━━ Texte source
Ce moment de paix et de sérénité inspire Marcel Ouimet, qui raconte avec émotion ce Noël de 1943 sur la ligne de feu.

Le débarquement de Normandie

La campagne d'Italie se termine au printemps de 1944 pour le reporter de guerre. Il est rappelé à Londres pour couvrir une nouvelle campagne, celle du nord-ouest de l'Europe.

Et pour cause : les Alliés s'apprêtent à effectuer le plus grand déploiement militaire de l'histoire, soit le débarquement de Normandie.

Neuf correspondants accompagnent les troupes canadiennes pour l’opération Overlord. Marcel Ouimet est le seul francophone.

Débarqué sur la plage de Bernières-sur-Mer deux heures après les premières vagues d'assaut, le journaliste canadien produit une série de reportages qui ont une valeur historique inestimable.

Son reportage du jour J figure parmi les cinq premiers diffusés partout sur la planète. Il s’agit aussi du seul en français, la radio française étant tenue au silence sous l’occupation allemande.

Le travail journalistique de Marcel Ouimet et les liens qu’il tissera avec la population française font de lui une figure respectée de l’autre côté de l’Atlantique.

Le journaliste Jean-François Bélanger a pu le constater lors de son passage à Bernières-sur-Mer pour le 75e anniversaire du débarquement de Normandie.

La victoire des Alliés

Marcel Ouimet accompagne par la suite les troupes canadiennes qui participent à la libération de Caen, de Paris, des Pays-Bas et de la Belgique.

Le 30 avril 1945, Adolf Hitler se suicide.

Marcel Ouimet en fait l'annonce dans ce reportage du 3 mai 1945. Il se trouve alors en Hollande.

À l'extérieur, Marcel Ouimet, assis par terre, une machine à écrire sur les cuisses et à côté de lui, un micro sur trépied.

Marcel Ouimet sur le terrain, en 1945

Photo : CBC

La mort de Hitler – si mort il y a eu et s’il ne s’agit pas d’un macabre stratagème de ses partisans ou de ses gardes du corps les plus dévoués – nous a surpris hier soir à Weimar.

Une citation de Marcel Ouimet

De 24 heures en 24 heures, la situation évolue avec tant de vitesse qu’il n’y a plus moyen de vous en donner une vue d’ensemble, exprime le journaliste en confirmant la reddition des troupes allemandes en Italie et en Autriche.

Peut-être avons-nous tant attendu ces développements que maintenant nous avons peine à les croire.

En apprenant la nouvelle, le reporter de guerre s’est rendu dans quelques villes allemandes, où il a pu constater le piteux état des troupes et de la population allemande.

La destruction terrible dont elles [les villes allemandes] ont été l’objet a développé chez leurs habitants une apathie qui fait qu’aucune catastrophe nouvelle ne peut les surprendre davantage. Pas même la nouvelle de la mort d’Hitler ne semblait vouloir les tirer de l’abîme où ils sont plongés.
━━━━
━━ Données fournies
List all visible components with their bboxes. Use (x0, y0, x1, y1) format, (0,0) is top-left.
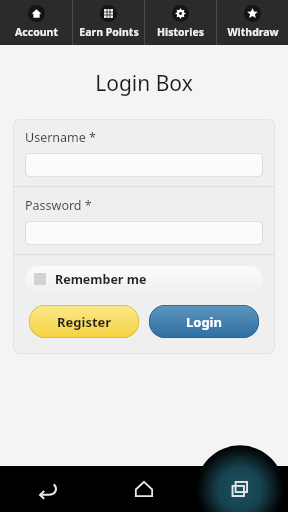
staticText: Earn Points (79, 25, 139, 39)
staticText: Withdraw (227, 25, 279, 39)
staticText: Login Box (0, 69, 288, 98)
button[interactable] (25, 153, 263, 177)
staticText: Username * (25, 129, 96, 146)
staticText: Register (57, 313, 112, 331)
staticText: Account (15, 25, 58, 39)
button[interactable]: Recent apps (192, 466, 288, 512)
staticText: Histories (157, 25, 204, 39)
button[interactable]: Home (96, 466, 192, 512)
staticText: Remember me (55, 271, 147, 288)
button[interactable]: Back (0, 466, 96, 512)
button[interactable]: Remember me (25, 266, 263, 292)
button[interactable] (25, 221, 263, 245)
staticText: Password * (25, 197, 92, 214)
button[interactable]: Account (0, 0, 72, 45)
staticText: Login (186, 313, 222, 331)
button[interactable]: Histories (145, 0, 216, 45)
button[interactable]: Login (149, 305, 259, 338)
button[interactable]: Register (29, 305, 139, 338)
button[interactable]: Withdraw (217, 0, 288, 45)
button[interactable]: Earn Points (73, 0, 144, 45)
━━━━
_Travail à faire_
A – Dans le texte sur Marcel Ouimet, quels lieux les troupes canadiennes qu'il accompagne participent-elles à libérer ? Citez-les tous.
B – Écrivez la suite du texte sur Marcel Ouimet, en partant de sa dernière phrase.

_Exercices corrigés_
A – Caen, Paris, les Pays-Bas et la Belgique.

B –
Une citation de Marcel Ouimet

L'Allemagne capitule quelques jours plus tard, le 7 mai 1945.

Le reporter de guerre vit ce moment historique sur place, en Allemagne, avec le régiment de la Chaudière.

Lettre de Marcel Ouimet dactylographiée sur du papier à lettres du Führer et accompagnée de décorations militaires nazies.

Le directeur général de Radio-Canada, Augustin Frigon, reçoit du reporter de guerre Marcel Ouimet des objets qu'il a récupérés dans le bunker d'Hitler.

Photo : Radio-Canada / «Radio», le magazine du personnel de Radio-Canada, août 1945

Marcel Ouimet est d’ailleurs l’un des seuls journalistes des pays alliés à être autorisé à pénétrer dans ce qu’il reste de la chancellerie de Hitler, le fameux bunker.

Il en rapporte quelques souvenirs, comme en témoigne cette missive écrite avec du papier à lettres du Führer auquel il joint trois grades de décorations nazies.

Marcel Ouimet pose en regardant son insigne de l'Ordre de l'Empire britannique placé dans un coffret.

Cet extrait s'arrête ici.